↓

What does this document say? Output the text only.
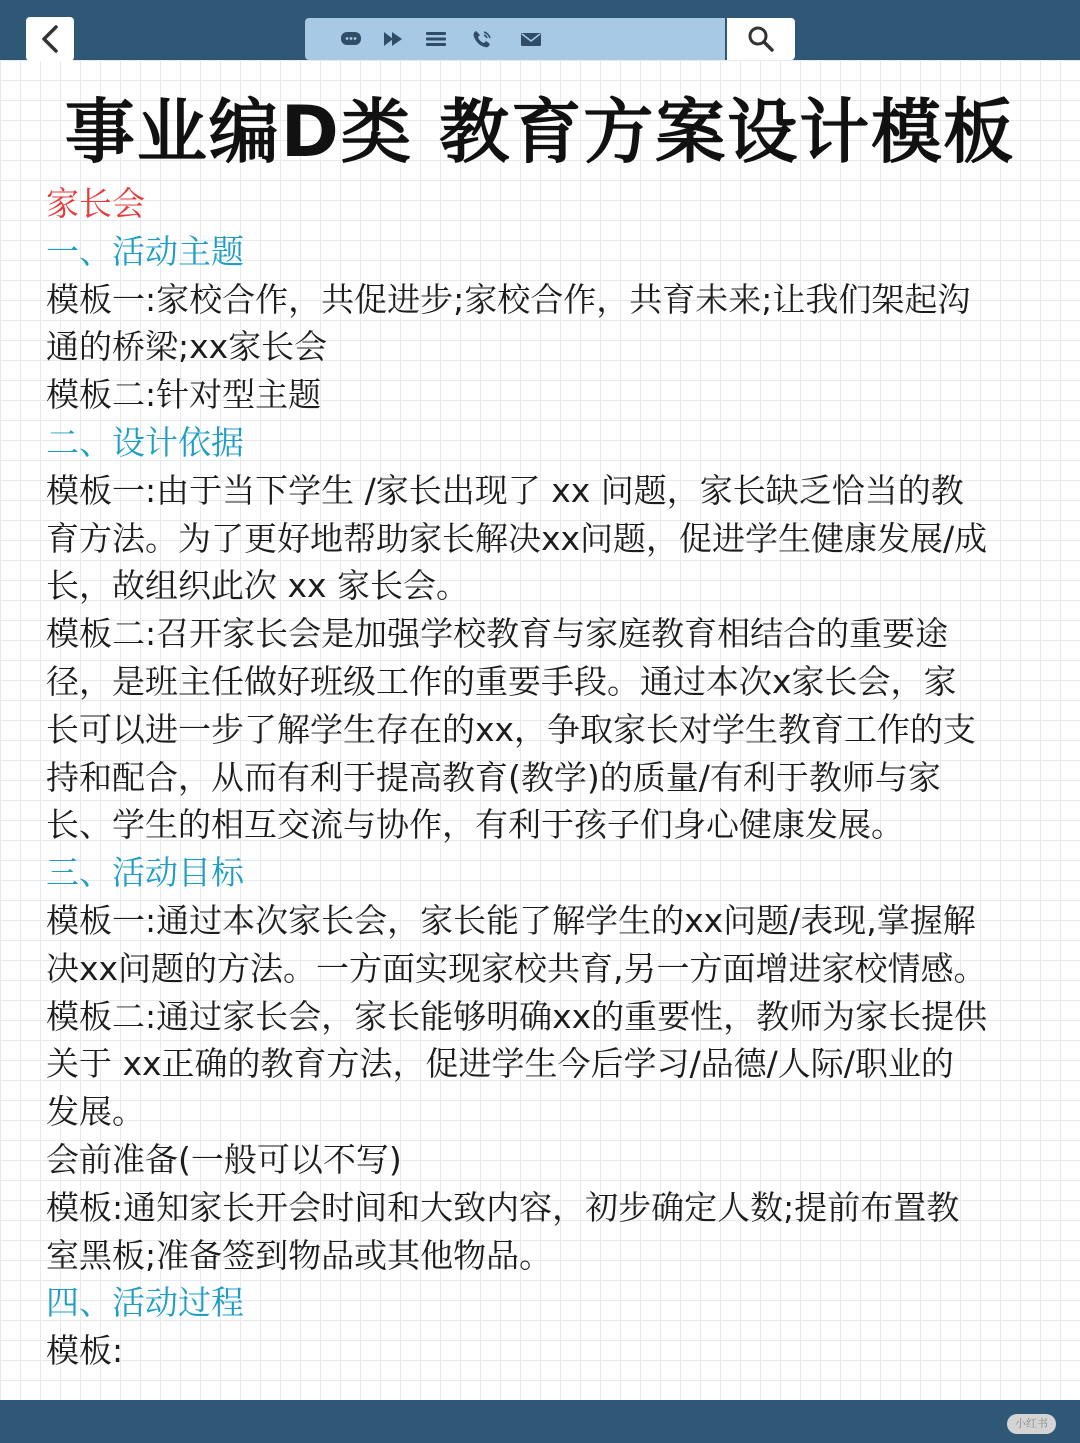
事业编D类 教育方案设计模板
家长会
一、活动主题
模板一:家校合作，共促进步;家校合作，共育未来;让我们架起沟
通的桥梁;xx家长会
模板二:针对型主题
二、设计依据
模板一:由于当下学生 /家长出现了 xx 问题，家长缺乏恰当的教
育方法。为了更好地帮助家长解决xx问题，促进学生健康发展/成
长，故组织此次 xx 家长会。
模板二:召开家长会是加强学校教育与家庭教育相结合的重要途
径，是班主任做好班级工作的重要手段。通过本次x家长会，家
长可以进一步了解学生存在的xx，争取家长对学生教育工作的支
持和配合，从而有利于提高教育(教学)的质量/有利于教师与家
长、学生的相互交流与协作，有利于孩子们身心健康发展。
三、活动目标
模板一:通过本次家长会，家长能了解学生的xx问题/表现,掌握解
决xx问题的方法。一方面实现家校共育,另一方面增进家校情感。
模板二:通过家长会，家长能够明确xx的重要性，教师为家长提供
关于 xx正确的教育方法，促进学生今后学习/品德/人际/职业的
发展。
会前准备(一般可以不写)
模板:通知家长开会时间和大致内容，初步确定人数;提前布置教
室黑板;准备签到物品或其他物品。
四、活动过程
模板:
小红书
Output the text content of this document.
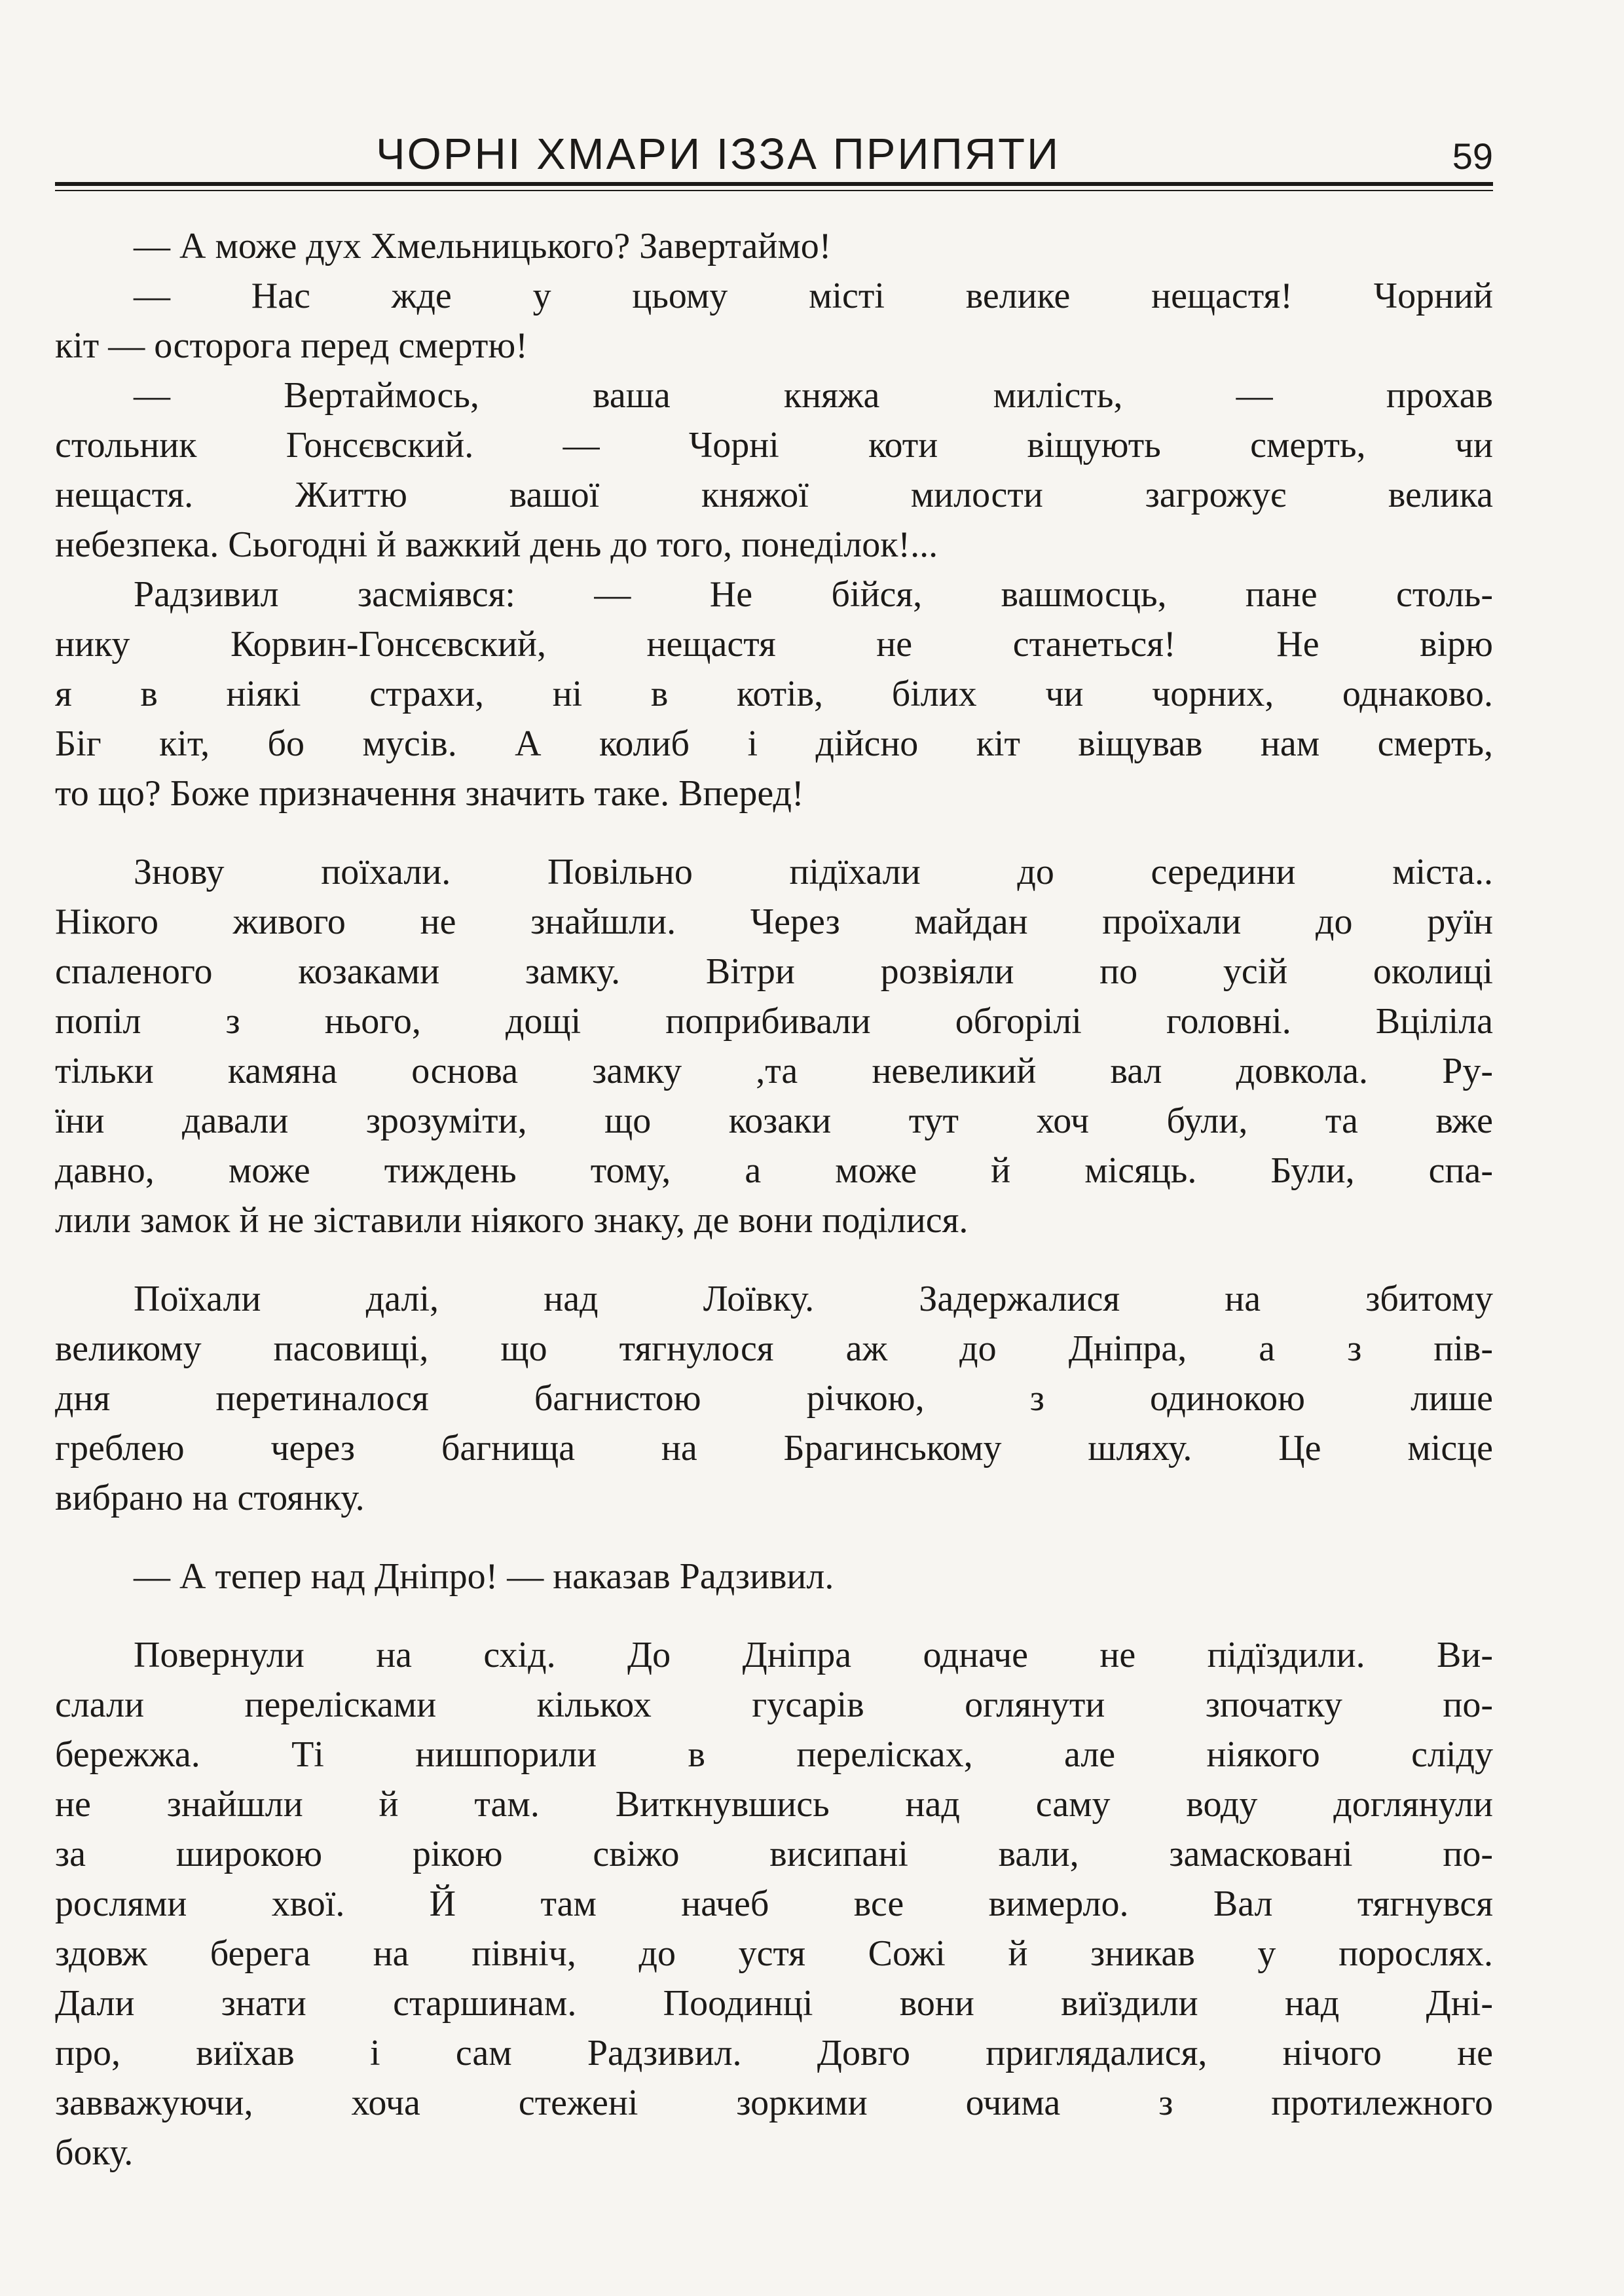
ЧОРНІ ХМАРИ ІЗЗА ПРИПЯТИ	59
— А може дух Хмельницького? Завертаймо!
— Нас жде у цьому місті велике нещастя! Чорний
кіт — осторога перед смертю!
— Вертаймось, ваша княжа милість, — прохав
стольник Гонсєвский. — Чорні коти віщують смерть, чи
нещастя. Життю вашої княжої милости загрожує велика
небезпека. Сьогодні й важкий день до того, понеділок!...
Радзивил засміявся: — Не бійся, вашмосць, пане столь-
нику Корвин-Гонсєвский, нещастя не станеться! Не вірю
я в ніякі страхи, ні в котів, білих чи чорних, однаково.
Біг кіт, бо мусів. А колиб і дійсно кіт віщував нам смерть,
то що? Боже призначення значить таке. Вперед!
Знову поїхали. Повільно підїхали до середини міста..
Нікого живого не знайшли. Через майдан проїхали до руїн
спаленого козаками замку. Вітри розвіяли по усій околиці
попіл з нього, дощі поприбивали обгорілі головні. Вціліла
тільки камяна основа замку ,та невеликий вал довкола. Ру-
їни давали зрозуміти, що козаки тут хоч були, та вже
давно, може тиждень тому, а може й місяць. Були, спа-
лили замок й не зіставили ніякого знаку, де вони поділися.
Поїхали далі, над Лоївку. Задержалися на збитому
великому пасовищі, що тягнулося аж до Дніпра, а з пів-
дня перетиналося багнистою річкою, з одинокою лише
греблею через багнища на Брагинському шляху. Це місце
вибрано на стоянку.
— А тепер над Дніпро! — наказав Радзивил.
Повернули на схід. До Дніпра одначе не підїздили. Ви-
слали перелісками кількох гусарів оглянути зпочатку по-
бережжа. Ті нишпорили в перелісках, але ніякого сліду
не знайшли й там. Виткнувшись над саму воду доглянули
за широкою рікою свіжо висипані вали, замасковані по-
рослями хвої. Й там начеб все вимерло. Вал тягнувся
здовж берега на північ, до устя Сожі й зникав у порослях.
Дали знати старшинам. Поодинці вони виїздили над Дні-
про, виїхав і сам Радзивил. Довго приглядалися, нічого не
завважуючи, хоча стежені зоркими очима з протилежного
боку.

↑

### PROBLEM TO WORK ON
Scan the material above for the string "знайшли" and return the lines that hold it.

### ANSWER TO THIS PROBLEM
Нікого живого не знайшли. Через майдан проїхали до руїн
не знайшли й там. Виткнувшись над саму воду доглянули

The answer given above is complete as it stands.